- **Aim of the task**
Copy down every line where the string "special" shows up.
====================
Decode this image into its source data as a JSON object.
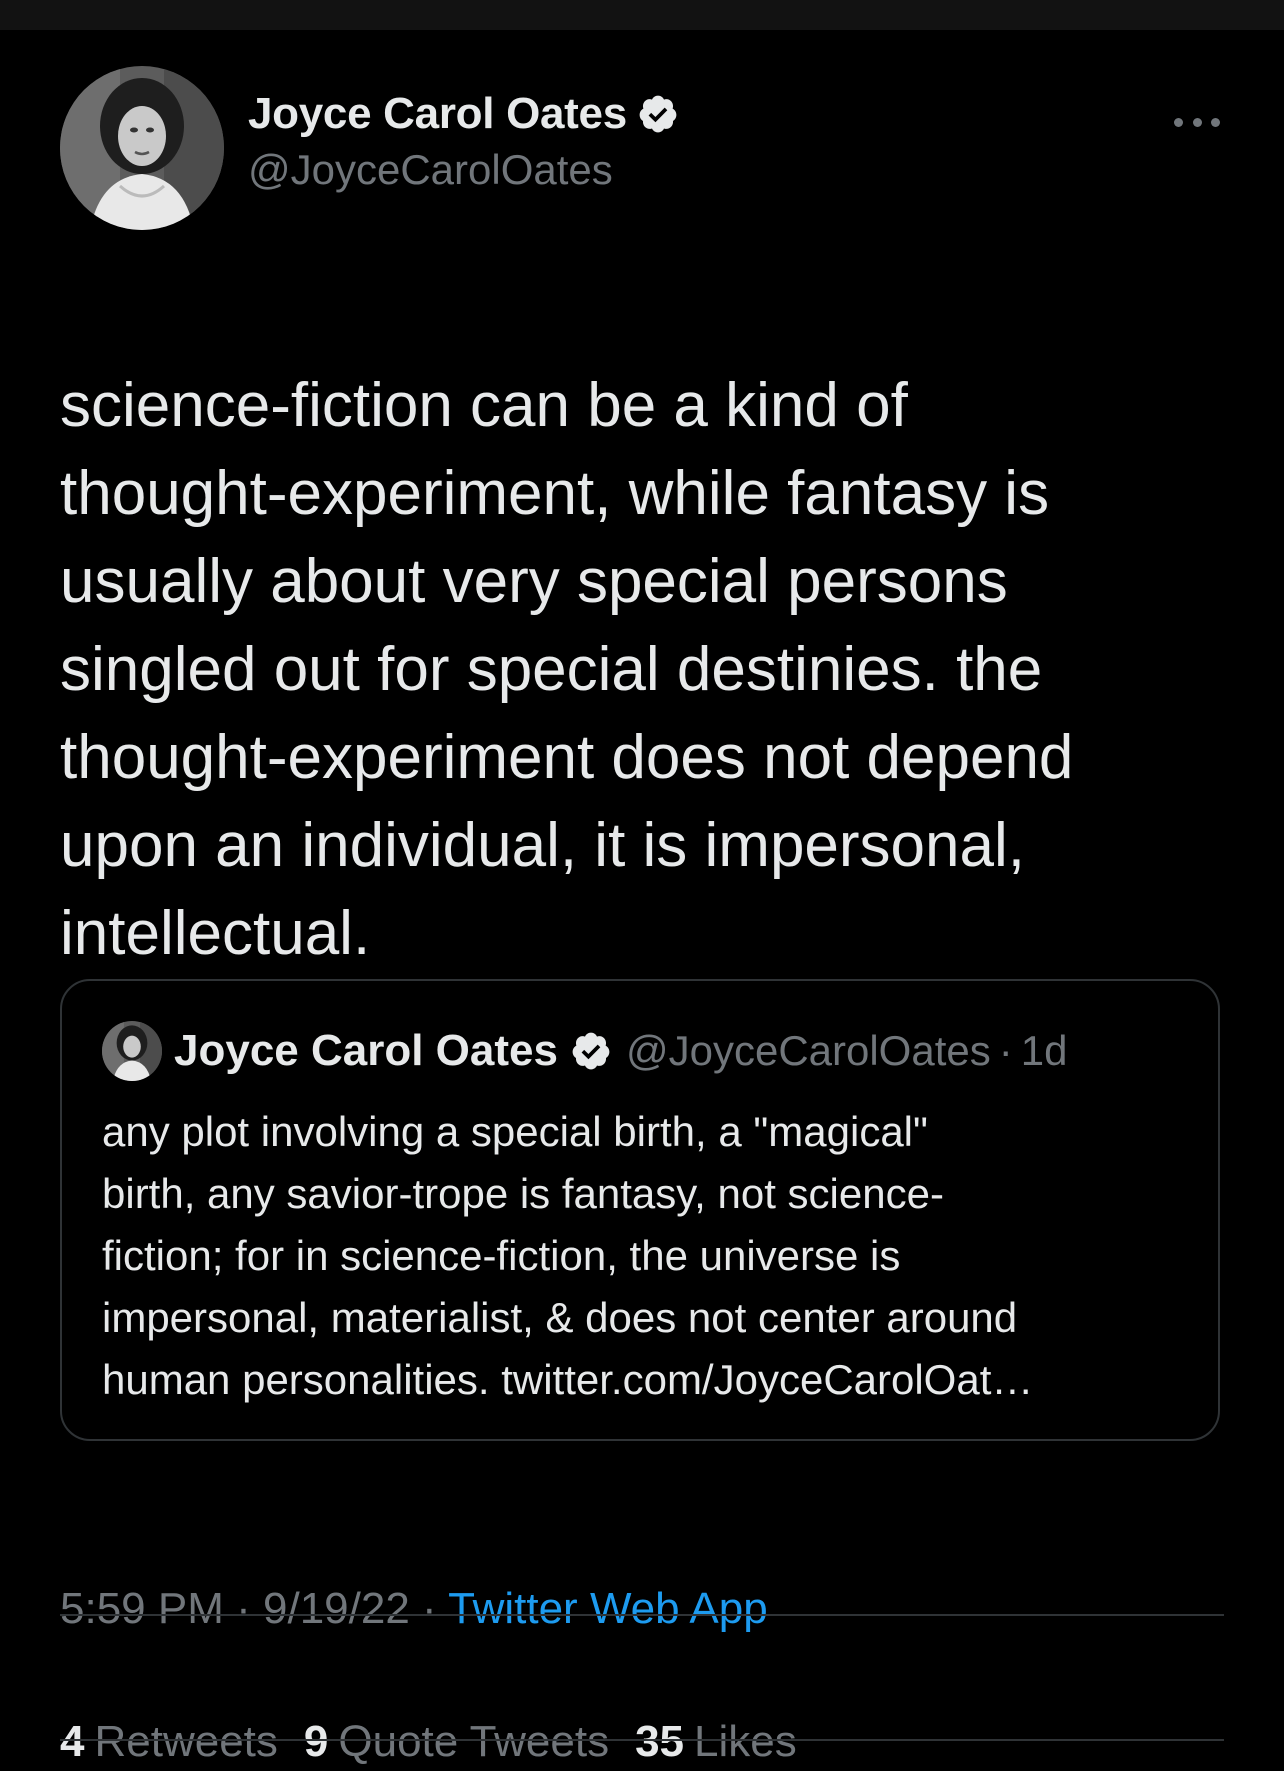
{
  "tweet": {
    "author": {
      "display_name": "Joyce Carol Oates",
      "handle": "@JoyceCarolOates",
      "verified": true
    },
    "more_icon": "more-horizontal-icon",
    "text": "science-fiction can be a kind of\nthought-experiment, while fantasy is\nusually about very special persons\nsingled out for special destinies. the\nthought-experiment does not depend\nupon an individual, it is impersonal,\nintellectual.",
    "quoted": {
      "display_name": "Joyce Carol Oates",
      "handle": "@JoyceCarolOates",
      "separator": "·",
      "time": "1d",
      "text": "any plot involving a special birth, a \"magical\"\nbirth, any savior-trope is fantasy, not science-\nfiction; for in science-fiction, the universe is\nimpersonal, materialist, & does not center around\nhuman personalities. twitter.com/JoyceCarolOat…"
    },
    "meta": {
      "time": "5:59 PM",
      "sep1": "·",
      "date": "9/19/22",
      "sep2": "·",
      "source": "Twitter Web App"
    },
    "stats": {
      "retweets_count": "4",
      "retweets_label": "Retweets",
      "quotes_count": "9",
      "quotes_label": "Quote Tweets",
      "likes_count": "35",
      "likes_label": "Likes"
    }
  },
  "colors": {
    "background": "#000000",
    "primary_text": "#e7e9ea",
    "secondary_text": "#71767b",
    "link": "#1d9bf0",
    "border": "#2f3336"
  }
}
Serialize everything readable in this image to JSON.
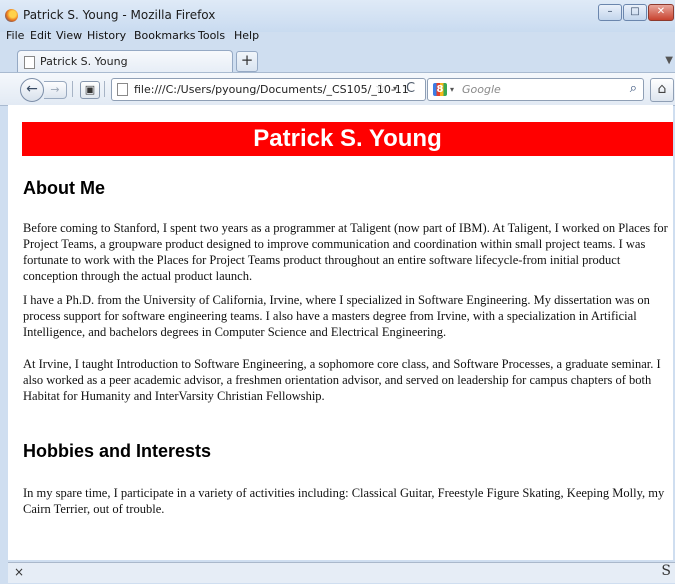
====================
- **Result**
    "text": "science-fiction can be a kind of\nthought-experiment, while fantasy is\nusually about very special persons\nsingled out for special destinies. the\nthought-experiment does not depend\nupon an individual, it is impersonal,\nintellectual.",
      "text": "any plot involving a special birth, a \"magical\"\nbirth, any savior-trope is fantasy, not science-\nfiction; for in science-fiction, the universe is\nimpersonal, materialist, & does not center around\nhuman personalities. twitter.com/JoyceCarolOat…"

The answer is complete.